• _РАБОЧЕЕ ЗАДАНИЕ 1_
Скопируйте из фрагмента о повести Толстого отрывок, начиная со слов «В повести отразились» и заканчивая словами «которой он боролся.».
• _РАБОЧЕЕ ЗАДАНИЕ 2_
Почему, согласно фрагменту о повести Толстого, писатель спрятал рукопись в обшивке кресла? Ответьте в одном–трех предложениях.
• _РАБОЧЕЕ ЗАДАНИЕ 3_
Подхватите текст о повести Толстого и продолжите его после последнего предложения.

• _ФРАГМЕНТ ТЕКСТА_
Толстой датировал повесть 19 ноября 1889 года. Вся повесть была написана за десять дней. Второй вариант конца (эпизод убийства Степаниды) относится к апрелю — маю 1890 года. Но и после написания нового конца повести Толстой не считал ее завершенной, не хотел печатать и рукопись спрятал в обшивке кресла в своем кабинете, опасаясь взрыва ревности со стороны жены (см.: Л. Д. Опульская. Л. Н. Толстой. Материалы к биографии с 1886 по 1892 год, с. 178–179).
В повести отразились личные переживания Толстого, связанные с увлечением в молодости яснополянской крестьянкой Аксиньей Базыкиной, а в возрасте 49 лет — кухаркой Домной, с чувством к которой он боролся.

• _ИСХОДНЫЕ СТРОКИ_

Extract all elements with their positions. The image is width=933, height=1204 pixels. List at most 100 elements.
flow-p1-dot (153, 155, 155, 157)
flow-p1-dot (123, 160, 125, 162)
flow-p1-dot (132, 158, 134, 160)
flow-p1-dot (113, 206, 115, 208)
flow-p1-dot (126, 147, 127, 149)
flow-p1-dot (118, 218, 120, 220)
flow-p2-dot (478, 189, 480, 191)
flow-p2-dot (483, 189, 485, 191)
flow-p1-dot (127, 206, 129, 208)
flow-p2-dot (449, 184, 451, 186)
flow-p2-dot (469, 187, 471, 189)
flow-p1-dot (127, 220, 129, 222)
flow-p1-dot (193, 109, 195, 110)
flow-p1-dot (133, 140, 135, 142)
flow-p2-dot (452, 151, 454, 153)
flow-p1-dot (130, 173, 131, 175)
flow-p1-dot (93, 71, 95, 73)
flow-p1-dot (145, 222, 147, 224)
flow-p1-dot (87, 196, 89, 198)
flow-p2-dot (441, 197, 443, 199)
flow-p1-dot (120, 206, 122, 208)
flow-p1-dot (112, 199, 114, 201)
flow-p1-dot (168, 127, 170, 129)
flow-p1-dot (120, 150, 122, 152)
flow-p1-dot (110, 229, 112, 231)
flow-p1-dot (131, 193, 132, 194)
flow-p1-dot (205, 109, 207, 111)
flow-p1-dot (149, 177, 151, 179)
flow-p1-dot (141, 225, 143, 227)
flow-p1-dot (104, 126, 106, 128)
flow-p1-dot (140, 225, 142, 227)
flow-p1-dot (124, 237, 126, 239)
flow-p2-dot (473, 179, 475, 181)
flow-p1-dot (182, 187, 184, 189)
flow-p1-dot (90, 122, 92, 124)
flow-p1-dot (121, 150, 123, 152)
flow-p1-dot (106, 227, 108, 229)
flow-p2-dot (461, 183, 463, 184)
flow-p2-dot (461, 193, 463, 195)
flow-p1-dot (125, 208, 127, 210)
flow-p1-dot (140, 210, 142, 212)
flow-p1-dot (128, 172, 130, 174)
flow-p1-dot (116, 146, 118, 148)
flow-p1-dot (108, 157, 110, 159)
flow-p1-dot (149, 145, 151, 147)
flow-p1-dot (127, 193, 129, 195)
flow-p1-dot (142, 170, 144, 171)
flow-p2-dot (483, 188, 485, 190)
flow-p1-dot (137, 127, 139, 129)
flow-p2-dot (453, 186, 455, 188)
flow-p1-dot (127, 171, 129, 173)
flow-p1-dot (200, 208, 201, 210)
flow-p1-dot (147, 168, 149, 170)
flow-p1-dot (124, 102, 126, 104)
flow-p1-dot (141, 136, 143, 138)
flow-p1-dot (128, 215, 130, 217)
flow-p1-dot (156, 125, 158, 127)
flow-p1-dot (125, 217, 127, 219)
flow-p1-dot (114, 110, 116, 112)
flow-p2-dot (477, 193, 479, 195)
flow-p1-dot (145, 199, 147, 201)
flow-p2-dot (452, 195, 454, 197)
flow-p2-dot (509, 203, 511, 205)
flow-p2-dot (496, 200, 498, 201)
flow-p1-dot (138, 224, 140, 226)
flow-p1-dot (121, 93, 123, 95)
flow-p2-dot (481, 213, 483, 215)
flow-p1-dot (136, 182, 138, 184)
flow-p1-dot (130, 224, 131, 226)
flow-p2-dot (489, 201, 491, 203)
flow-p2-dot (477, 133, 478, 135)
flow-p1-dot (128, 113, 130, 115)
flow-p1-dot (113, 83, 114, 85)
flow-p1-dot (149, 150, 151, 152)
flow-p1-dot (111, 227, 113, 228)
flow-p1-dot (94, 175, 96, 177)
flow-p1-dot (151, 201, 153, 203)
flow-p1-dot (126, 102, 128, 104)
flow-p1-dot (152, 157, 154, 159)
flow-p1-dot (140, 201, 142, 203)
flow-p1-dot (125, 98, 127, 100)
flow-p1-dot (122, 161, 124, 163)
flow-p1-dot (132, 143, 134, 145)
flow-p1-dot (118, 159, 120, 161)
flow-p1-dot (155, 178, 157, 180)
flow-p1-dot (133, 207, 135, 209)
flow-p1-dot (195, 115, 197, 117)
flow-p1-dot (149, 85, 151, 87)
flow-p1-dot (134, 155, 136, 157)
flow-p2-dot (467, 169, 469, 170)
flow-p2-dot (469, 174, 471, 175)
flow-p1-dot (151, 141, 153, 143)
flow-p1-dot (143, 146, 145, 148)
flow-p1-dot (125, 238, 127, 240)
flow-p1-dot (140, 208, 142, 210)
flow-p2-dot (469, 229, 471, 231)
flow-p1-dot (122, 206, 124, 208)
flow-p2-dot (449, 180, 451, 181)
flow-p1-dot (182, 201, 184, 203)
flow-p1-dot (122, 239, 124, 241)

• _ОТВЕТ 1_
В повести отразились личные переживания Толстого, связанные с увлечением в молодости яснополянской крестьянкой Аксиньей Базыкиной, а в возрасте 49 лет — кухаркой Домной, с чувством к которой он боролся.

• _ОТВЕТ 2_
Толстой спрятал рукопись в обшивке кресла в своем кабинете, потому что опасался взрыва ревности со стороны жены. Кроме того, он не считал повесть завершенной и не хотел ее печатать.

• _ОТВЕТ 3_
Сюжетная основа повести отражает реальные события из жизни тульского судебного следователя H. H. Фридерихса, который через три месяца после женитьбы на девушке-дворянке убил крестьянку Степаниду Муницыну, с которой прежде у него была связь, выстрелом из револьвера. Позже, через два месяца, его самого нашли раздавленным поездом. Погиб он вследствие близорукости или преднамеренно — осталось неизвестным. В Дневнике Толстого повесть называлась «историей Фридерикса».
Толстой пересказал отрывок из очерка Мопассана «Sur l'eau» («На воде», 1888). Работал над ним Толстой в октябре 1890 года.
Набросок был написан в середине декабря 1894 года. В Дневнике от 25 декабря 1894 года есть единственная запись об этом рассказе: «…писал Сон мо(лодого) царя…» (т. 52, с. 156).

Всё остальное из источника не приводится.